Stored records:
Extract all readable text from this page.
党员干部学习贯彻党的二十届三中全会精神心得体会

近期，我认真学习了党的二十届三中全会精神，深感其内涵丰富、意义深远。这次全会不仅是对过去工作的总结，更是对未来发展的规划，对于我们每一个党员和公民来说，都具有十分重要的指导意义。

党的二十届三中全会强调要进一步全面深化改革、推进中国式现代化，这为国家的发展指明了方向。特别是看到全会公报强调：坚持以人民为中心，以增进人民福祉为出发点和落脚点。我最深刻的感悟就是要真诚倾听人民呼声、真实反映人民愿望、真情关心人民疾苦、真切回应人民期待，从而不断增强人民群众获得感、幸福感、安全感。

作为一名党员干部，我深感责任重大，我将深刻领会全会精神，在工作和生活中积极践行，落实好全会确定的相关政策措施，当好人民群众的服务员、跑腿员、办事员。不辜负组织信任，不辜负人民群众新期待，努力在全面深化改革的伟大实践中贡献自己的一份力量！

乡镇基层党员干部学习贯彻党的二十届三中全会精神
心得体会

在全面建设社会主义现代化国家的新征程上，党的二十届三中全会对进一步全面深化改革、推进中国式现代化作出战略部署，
--
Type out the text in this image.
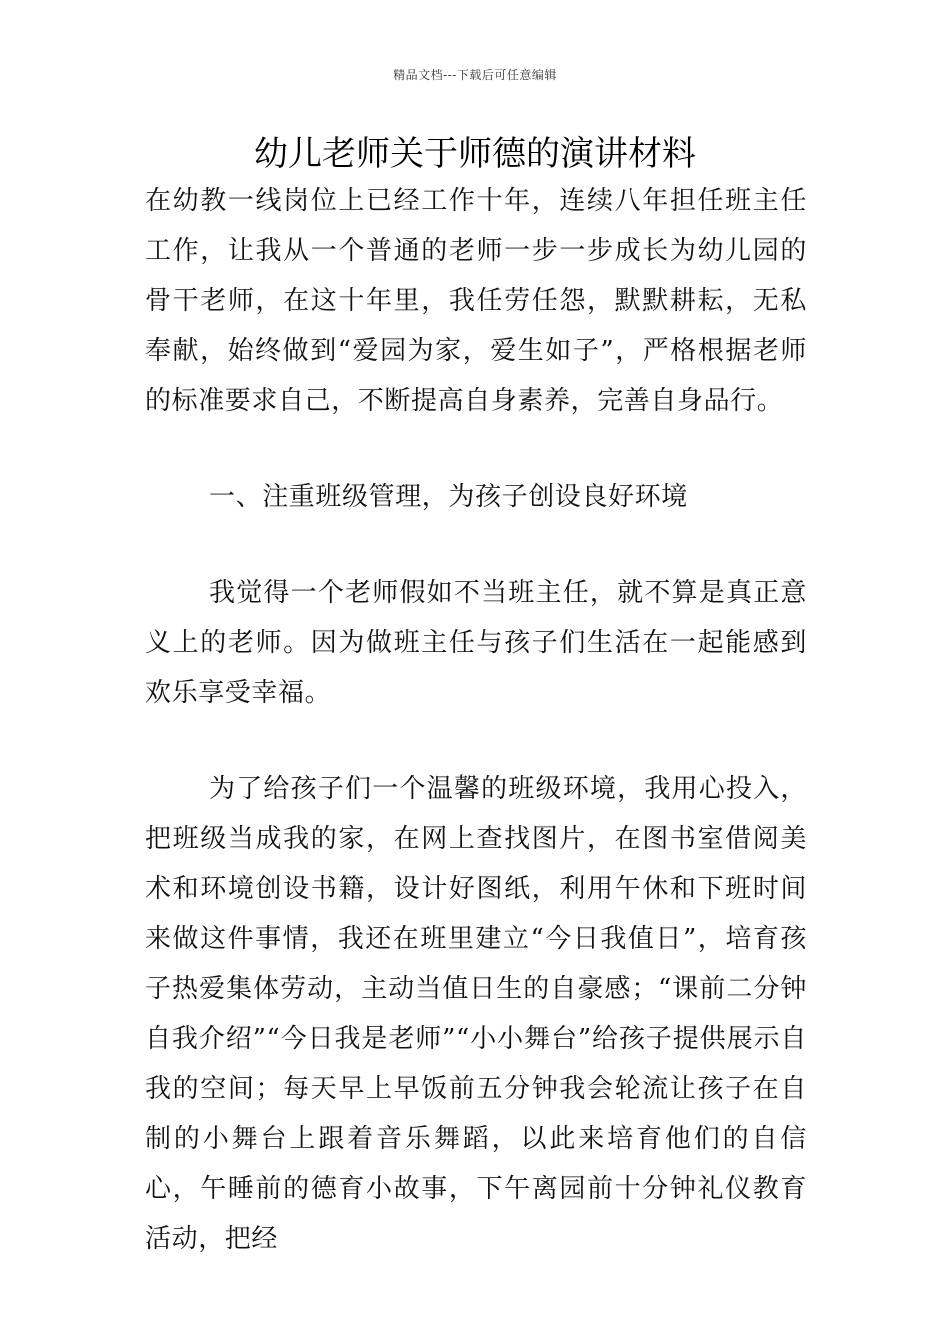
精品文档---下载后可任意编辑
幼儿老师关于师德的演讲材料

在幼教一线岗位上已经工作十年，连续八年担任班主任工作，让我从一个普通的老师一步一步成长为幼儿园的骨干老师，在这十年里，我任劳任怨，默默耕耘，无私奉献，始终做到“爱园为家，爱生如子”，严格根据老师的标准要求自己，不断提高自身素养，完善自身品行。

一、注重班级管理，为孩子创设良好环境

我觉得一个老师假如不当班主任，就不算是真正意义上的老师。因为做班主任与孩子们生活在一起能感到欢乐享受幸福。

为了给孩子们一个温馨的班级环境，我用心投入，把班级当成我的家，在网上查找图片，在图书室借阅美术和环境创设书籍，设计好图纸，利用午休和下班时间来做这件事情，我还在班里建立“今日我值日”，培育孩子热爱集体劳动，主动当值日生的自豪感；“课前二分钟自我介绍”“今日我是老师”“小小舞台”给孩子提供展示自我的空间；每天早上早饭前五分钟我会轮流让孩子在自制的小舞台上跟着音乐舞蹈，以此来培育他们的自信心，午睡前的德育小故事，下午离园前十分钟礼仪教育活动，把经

Task directions: Collect each line of the entries that has the word "this", copying it in full.

Task response:
Extract all readable text from this page.
Type out the text in this image.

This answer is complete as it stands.